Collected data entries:
§
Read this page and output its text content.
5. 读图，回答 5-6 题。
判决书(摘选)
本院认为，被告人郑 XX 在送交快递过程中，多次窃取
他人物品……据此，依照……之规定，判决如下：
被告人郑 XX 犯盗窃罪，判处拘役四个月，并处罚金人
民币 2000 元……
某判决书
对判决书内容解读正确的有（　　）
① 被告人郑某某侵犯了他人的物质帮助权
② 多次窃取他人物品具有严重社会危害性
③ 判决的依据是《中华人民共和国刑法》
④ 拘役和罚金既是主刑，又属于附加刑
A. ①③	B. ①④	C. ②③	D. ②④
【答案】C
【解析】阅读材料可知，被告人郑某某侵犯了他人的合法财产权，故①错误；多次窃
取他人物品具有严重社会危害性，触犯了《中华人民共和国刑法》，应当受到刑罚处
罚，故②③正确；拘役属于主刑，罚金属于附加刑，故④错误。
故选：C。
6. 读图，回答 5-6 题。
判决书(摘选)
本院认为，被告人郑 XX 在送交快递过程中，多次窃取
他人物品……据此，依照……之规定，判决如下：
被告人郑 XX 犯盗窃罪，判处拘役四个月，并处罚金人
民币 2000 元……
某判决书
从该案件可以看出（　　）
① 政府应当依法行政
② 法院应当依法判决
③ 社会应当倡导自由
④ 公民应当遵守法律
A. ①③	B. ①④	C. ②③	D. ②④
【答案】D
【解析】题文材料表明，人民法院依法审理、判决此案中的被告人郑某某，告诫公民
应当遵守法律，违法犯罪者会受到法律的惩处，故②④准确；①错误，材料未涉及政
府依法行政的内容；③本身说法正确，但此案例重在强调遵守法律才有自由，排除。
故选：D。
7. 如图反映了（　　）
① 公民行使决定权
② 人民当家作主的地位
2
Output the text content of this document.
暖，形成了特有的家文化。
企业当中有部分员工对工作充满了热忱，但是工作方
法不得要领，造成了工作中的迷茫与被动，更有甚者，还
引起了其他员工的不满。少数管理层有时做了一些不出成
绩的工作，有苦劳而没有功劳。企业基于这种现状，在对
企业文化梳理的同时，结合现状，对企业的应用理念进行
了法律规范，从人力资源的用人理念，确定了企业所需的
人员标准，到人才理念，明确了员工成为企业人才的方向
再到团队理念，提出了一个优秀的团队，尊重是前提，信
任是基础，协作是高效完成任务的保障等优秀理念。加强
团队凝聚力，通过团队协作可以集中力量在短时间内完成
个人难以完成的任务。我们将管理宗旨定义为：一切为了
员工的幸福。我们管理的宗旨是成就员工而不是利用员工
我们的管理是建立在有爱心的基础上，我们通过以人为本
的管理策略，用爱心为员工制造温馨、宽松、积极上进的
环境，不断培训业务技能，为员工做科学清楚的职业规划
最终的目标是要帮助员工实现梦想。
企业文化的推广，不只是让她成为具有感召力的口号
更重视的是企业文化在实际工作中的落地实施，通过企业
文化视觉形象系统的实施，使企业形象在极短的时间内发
§
§ Task statement: Copy down the whole of the data above, matching it exactly.

§ Written solution:
Read this page and output its text content.
5. 读图，回答 5-6 题。
判决书(摘选)
本院认为，被告人郑 XX 在送交快递过程中，多次窃取
他人物品……据此，依照……之规定，判决如下：
被告人郑 XX 犯盗窃罪，判处拘役四个月，并处罚金人
民币 2000 元……
某判决书
对判决书内容解读正确的有（　　）
① 被告人郑某某侵犯了他人的物质帮助权
② 多次窃取他人物品具有严重社会危害性
③ 判决的依据是《中华人民共和国刑法》
④ 拘役和罚金既是主刑，又属于附加刑
A. ①③	B. ①④	C. ②③	D. ②④
【答案】C
【解析】阅读材料可知，被告人郑某某侵犯了他人的合法财产权，故①错误；多次窃
取他人物品具有严重社会危害性，触犯了《中华人民共和国刑法》，应当受到刑罚处
罚，故②③正确；拘役属于主刑，罚金属于附加刑，故④错误。
故选：C。
6. 读图，回答 5-6 题。
判决书(摘选)
本院认为，被告人郑 XX 在送交快递过程中，多次窃取
他人物品……据此，依照……之规定，判决如下：
被告人郑 XX 犯盗窃罪，判处拘役四个月，并处罚金人
民币 2000 元……
某判决书
从该案件可以看出（　　）
① 政府应当依法行政
② 法院应当依法判决
③ 社会应当倡导自由
④ 公民应当遵守法律
A. ①③	B. ①④	C. ②③	D. ②④
【答案】D
【解析】题文材料表明，人民法院依法审理、判决此案中的被告人郑某某，告诫公民
应当遵守法律，违法犯罪者会受到法律的惩处，故②④准确；①错误，材料未涉及政
府依法行政的内容；③本身说法正确，但此案例重在强调遵守法律才有自由，排除。
故选：D。
7. 如图反映了（　　）
① 公民行使决定权
② 人民当家作主的地位
2
Output the text content of this document.
暖，形成了特有的家文化。
企业当中有部分员工对工作充满了热忱，但是工作方
法不得要领，造成了工作中的迷茫与被动，更有甚者，还
引起了其他员工的不满。少数管理层有时做了一些不出成
绩的工作，有苦劳而没有功劳。企业基于这种现状，在对
企业文化梳理的同时，结合现状，对企业的应用理念进行
了法律规范，从人力资源的用人理念，确定了企业所需的
人员标准，到人才理念，明确了员工成为企业人才的方向
再到团队理念，提出了一个优秀的团队，尊重是前提，信
任是基础，协作是高效完成任务的保障等优秀理念。加强
团队凝聚力，通过团队协作可以集中力量在短时间内完成
个人难以完成的任务。我们将管理宗旨定义为：一切为了
员工的幸福。我们管理的宗旨是成就员工而不是利用员工
我们的管理是建立在有爱心的基础上，我们通过以人为本
的管理策略，用爱心为员工制造温馨、宽松、积极上进的
环境，不断培训业务技能，为员工做科学清楚的职业规划
最终的目标是要帮助员工实现梦想。
企业文化的推广，不只是让她成为具有感召力的口号
更重视的是企业文化在实际工作中的落地实施，通过企业
文化视觉形象系统的实施，使企业形象在极短的时间内发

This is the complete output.